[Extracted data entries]
# # # # # # #

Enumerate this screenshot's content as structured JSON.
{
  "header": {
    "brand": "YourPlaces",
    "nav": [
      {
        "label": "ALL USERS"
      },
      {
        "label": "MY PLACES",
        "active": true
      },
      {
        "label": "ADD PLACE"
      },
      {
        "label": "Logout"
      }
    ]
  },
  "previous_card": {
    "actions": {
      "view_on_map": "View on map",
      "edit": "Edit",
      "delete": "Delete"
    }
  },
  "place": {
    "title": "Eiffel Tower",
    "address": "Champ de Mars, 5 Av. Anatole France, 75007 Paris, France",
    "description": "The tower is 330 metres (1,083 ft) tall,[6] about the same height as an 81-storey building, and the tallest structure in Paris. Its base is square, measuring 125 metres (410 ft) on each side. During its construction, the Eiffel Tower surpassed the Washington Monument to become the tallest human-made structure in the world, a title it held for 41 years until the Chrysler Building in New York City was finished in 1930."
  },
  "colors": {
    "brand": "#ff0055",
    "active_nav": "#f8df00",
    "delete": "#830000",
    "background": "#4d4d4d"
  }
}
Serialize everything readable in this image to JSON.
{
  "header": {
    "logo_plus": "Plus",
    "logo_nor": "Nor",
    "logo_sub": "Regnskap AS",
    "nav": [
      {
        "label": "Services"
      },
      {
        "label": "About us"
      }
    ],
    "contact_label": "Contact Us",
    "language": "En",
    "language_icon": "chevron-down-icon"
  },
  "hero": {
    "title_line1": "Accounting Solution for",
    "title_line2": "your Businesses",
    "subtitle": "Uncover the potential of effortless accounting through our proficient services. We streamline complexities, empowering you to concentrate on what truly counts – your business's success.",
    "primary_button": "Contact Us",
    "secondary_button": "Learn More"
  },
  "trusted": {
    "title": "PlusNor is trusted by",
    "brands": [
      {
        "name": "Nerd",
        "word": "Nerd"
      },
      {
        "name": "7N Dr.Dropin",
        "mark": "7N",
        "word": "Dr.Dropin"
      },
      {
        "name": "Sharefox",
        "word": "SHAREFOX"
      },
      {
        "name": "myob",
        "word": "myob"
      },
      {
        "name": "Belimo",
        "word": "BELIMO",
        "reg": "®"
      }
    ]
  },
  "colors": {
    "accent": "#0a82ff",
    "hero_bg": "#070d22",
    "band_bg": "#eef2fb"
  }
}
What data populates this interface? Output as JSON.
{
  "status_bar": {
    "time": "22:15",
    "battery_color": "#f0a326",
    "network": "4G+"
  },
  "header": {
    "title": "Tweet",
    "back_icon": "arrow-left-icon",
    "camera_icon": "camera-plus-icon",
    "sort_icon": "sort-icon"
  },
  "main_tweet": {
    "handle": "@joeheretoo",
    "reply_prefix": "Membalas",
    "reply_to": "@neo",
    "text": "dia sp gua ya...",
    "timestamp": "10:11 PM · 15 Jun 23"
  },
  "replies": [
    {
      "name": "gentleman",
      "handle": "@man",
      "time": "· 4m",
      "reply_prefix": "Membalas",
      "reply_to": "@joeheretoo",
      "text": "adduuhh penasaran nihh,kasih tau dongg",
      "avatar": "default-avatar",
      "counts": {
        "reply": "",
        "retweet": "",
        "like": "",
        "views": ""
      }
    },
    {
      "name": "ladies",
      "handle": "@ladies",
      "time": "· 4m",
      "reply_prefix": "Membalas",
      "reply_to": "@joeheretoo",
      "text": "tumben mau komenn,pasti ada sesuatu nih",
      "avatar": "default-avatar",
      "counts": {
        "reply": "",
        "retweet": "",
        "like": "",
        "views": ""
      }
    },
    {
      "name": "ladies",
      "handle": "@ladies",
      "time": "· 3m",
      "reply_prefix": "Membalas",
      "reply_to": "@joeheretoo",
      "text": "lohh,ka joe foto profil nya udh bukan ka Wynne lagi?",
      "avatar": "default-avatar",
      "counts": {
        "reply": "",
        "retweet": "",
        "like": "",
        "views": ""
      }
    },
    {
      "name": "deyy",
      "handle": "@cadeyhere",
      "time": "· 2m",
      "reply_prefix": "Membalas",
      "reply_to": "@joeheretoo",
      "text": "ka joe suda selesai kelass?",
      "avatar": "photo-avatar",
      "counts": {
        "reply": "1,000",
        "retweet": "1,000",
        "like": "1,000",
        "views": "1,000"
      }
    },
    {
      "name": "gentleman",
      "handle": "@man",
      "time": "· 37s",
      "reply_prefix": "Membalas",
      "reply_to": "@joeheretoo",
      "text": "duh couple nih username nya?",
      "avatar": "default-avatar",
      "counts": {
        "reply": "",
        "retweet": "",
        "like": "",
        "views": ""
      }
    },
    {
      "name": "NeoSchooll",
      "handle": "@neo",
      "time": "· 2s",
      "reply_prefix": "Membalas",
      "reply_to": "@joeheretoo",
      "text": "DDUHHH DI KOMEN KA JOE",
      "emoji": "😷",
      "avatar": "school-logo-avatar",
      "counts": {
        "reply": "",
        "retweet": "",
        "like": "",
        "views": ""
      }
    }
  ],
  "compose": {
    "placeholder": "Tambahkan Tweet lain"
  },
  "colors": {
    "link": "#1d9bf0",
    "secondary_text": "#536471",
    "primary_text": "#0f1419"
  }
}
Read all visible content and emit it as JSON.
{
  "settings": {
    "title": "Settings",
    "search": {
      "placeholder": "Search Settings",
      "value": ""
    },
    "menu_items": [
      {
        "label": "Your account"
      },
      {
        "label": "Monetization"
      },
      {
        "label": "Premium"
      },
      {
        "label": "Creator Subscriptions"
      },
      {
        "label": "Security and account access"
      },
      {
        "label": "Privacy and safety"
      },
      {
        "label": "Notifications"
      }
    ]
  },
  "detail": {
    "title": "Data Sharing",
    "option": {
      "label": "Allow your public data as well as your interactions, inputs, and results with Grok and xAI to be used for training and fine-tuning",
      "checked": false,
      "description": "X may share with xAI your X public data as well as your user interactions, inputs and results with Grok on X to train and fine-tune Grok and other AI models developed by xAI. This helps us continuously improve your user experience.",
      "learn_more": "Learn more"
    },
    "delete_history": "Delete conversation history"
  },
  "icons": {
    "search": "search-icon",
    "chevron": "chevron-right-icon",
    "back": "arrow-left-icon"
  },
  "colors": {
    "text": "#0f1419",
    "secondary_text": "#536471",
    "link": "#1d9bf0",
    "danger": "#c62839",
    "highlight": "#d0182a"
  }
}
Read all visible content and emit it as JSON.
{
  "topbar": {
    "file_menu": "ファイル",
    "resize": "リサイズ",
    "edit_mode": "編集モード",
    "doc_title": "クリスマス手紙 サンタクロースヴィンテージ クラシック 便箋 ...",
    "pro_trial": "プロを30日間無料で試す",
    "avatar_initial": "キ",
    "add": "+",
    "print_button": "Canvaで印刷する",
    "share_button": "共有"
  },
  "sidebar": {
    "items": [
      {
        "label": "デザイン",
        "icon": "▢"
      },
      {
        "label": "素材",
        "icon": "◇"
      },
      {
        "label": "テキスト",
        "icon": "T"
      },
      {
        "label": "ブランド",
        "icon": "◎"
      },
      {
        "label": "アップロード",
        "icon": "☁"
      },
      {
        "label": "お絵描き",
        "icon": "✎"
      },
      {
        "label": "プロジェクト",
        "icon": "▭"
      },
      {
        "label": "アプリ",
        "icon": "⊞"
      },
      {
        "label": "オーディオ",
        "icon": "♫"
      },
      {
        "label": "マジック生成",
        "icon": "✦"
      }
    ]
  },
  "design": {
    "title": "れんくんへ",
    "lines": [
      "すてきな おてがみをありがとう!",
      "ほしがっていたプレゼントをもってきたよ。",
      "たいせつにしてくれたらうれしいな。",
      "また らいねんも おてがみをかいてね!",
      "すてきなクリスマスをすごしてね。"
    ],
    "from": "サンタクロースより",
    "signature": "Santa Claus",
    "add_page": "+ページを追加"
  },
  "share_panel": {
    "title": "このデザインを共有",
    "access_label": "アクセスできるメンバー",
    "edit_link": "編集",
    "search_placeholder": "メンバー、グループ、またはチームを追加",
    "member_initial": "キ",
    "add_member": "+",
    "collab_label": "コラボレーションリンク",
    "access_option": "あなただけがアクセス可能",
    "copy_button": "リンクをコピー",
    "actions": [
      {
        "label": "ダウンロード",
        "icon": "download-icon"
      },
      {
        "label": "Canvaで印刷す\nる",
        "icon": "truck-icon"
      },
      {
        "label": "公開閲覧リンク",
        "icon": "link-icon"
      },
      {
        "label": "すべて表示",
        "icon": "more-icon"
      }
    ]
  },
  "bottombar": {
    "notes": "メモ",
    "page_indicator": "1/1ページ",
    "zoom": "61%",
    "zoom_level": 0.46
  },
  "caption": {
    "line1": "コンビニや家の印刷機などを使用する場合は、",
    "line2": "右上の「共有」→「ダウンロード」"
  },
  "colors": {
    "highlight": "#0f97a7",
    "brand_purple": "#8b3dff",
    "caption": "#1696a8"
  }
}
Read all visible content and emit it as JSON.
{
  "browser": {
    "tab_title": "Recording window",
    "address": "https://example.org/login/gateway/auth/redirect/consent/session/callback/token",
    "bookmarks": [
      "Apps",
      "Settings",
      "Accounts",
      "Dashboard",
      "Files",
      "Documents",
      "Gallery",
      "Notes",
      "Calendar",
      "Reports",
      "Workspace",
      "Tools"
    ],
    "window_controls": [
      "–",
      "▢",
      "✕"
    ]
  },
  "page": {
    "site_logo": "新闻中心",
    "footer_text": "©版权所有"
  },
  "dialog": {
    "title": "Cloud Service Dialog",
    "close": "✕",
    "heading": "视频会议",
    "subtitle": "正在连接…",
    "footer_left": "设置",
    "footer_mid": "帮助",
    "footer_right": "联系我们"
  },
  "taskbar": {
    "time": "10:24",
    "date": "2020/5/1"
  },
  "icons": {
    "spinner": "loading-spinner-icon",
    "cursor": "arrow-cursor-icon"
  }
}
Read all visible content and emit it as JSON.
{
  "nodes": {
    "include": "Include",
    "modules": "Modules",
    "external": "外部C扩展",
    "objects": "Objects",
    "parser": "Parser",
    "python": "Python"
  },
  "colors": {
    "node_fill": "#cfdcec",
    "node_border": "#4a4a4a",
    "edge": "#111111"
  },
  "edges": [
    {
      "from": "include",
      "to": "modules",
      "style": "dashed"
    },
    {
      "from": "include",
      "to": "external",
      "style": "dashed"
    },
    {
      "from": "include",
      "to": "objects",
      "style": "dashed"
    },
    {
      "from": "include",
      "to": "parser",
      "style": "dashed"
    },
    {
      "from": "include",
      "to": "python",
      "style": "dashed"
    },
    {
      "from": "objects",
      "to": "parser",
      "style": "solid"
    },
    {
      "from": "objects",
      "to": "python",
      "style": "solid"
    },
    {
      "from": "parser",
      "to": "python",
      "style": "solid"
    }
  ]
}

# # # # # # #

> **To do**: Count how many lines of the data include the word "objects". Your reply should be that number alone.

> **Response**: 4